GIVEN RECORDS:
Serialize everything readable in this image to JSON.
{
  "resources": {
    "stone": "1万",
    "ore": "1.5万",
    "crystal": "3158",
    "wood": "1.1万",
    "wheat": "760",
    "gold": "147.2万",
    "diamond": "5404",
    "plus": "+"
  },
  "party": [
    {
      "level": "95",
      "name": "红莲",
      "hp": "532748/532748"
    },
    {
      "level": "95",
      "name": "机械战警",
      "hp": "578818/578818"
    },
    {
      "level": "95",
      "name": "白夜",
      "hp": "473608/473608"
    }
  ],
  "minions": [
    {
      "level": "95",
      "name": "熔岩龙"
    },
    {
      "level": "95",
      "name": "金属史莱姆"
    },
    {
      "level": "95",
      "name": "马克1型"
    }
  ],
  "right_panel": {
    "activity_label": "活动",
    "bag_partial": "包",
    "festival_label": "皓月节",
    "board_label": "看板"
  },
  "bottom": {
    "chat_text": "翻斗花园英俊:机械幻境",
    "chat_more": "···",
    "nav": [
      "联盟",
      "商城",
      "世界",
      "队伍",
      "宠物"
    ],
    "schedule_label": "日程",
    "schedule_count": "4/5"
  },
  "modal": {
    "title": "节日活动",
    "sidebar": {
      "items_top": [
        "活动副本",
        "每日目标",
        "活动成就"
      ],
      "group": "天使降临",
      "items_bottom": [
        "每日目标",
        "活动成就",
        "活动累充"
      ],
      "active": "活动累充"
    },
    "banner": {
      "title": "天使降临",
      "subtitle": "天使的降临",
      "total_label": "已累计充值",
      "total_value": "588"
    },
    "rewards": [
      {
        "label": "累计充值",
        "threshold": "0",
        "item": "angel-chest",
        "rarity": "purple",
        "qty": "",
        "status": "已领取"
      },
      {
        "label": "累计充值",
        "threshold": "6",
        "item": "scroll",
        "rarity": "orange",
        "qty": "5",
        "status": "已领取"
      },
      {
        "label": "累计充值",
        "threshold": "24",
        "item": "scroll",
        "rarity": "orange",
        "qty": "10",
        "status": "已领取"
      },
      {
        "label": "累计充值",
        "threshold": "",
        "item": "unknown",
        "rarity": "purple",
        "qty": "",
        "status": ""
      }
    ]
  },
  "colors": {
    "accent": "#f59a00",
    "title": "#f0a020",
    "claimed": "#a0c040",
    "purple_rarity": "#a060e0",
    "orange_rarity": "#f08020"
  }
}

EXERCISE DETAILS: Tell how many lines in the material above include the word "name", giving the number only.

FINAL RESULT: 6